What needs to be done:
Pictures within the data are to be left out; everything else must be reproduced exactly.

**** Source records

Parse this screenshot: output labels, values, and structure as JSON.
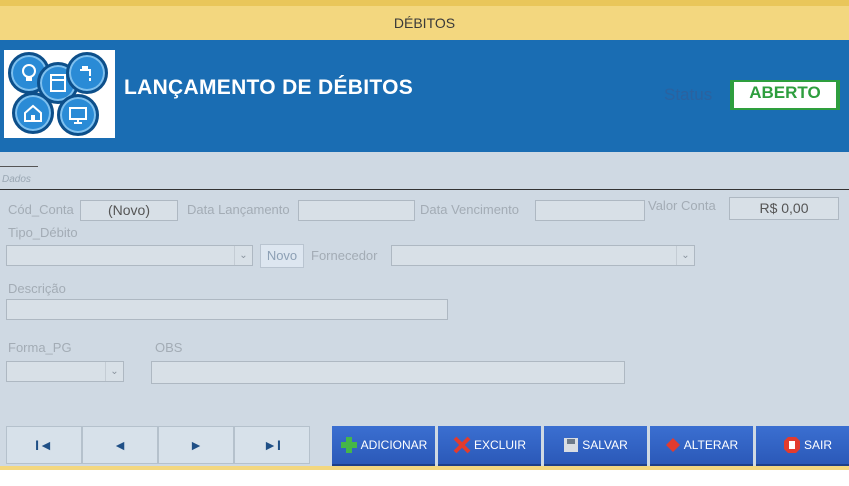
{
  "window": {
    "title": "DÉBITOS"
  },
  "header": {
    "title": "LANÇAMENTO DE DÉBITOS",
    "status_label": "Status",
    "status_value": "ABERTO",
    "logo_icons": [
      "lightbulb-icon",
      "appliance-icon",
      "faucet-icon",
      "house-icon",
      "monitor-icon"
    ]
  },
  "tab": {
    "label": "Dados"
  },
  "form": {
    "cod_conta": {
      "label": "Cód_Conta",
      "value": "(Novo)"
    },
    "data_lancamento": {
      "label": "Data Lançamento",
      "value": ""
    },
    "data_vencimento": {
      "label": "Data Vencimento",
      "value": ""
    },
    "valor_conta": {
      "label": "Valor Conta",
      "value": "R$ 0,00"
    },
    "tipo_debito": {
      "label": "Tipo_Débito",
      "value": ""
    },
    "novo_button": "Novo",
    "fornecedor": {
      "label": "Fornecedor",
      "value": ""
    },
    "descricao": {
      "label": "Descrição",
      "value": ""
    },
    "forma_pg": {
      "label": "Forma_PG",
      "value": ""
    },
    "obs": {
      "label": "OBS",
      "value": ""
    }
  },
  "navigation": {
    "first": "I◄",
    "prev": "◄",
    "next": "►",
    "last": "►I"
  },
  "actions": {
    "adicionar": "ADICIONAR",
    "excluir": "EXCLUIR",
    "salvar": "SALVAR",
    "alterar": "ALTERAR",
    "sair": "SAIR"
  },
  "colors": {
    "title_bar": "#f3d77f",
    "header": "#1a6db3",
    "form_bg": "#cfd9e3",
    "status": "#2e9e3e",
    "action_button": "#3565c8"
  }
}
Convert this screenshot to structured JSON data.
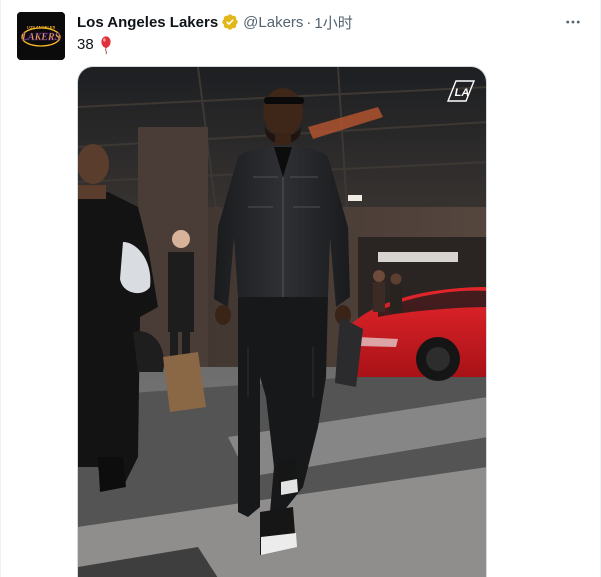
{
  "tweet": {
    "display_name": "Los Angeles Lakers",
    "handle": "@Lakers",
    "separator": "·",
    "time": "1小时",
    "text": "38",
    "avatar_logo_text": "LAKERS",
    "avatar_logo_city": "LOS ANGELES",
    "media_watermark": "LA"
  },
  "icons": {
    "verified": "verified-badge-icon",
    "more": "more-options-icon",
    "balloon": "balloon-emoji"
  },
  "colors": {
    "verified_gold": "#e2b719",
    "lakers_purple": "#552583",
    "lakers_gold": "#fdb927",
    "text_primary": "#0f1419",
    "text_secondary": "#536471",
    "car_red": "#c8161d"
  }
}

********

Written response:
Parse this screenshot: output labels, values, and structure as JSON.
{
  "window": {
    "title": "DÉBITOS"
  },
  "header": {
    "title": "LANÇAMENTO DE DÉBITOS",
    "status_label": "Status",
    "status_value": "ABERTO",
    "logo_icons": [
      "lightbulb-icon",
      "appliance-icon",
      "faucet-icon",
      "house-icon",
      "monitor-icon"
    ]
  },
  "tab": {
    "label": "Dados"
  },
  "form": {
    "cod_conta": {
      "label": "Cód_Conta",
      "value": "(Novo)"
    },
    "data_lancamento": {
      "label": "Data Lançamento",
      "value": ""
    },
    "data_vencimento": {
      "label": "Data Vencimento",
      "value": ""
    },
    "valor_conta": {
      "label": "Valor Conta",
      "value": "R$ 0,00"
    },
    "tipo_debito": {
      "label": "Tipo_Débito",
      "value": ""
    },
    "novo_button": "Novo",
    "fornecedor": {
      "label": "Fornecedor",
      "value": ""
    },
    "descricao": {
      "label": "Descrição",
      "value": ""
    },
    "forma_pg": {
      "label": "Forma_PG",
      "value": ""
    },
    "obs": {
      "label": "OBS",
      "value": ""
    }
  },
  "navigation": {
    "first": "I◄",
    "prev": "◄",
    "next": "►",
    "last": "►I"
  },
  "actions": {
    "adicionar": "ADICIONAR",
    "excluir": "EXCLUIR",
    "salvar": "SALVAR",
    "alterar": "ALTERAR",
    "sair": "SAIR"
  },
  "colors": {
    "title_bar": "#f3d77f",
    "header": "#1a6db3",
    "form_bg": "#cfd9e3",
    "status": "#2e9e3e",
    "action_button": "#3565c8"
  }
}
Convert this screenshot to structured JSON data.
{
  "tweet": {
    "display_name": "Los Angeles Lakers",
    "handle": "@Lakers",
    "separator": "·",
    "time": "1小时",
    "text": "38",
    "avatar_logo_text": "LAKERS",
    "avatar_logo_city": "LOS ANGELES",
    "media_watermark": "LA"
  },
  "icons": {
    "verified": "verified-badge-icon",
    "more": "more-options-icon",
    "balloon": "balloon-emoji"
  },
  "colors": {
    "verified_gold": "#e2b719",
    "lakers_purple": "#552583",
    "lakers_gold": "#fdb927",
    "text_primary": "#0f1419",
    "text_secondary": "#536471",
    "car_red": "#c8161d"
  }
}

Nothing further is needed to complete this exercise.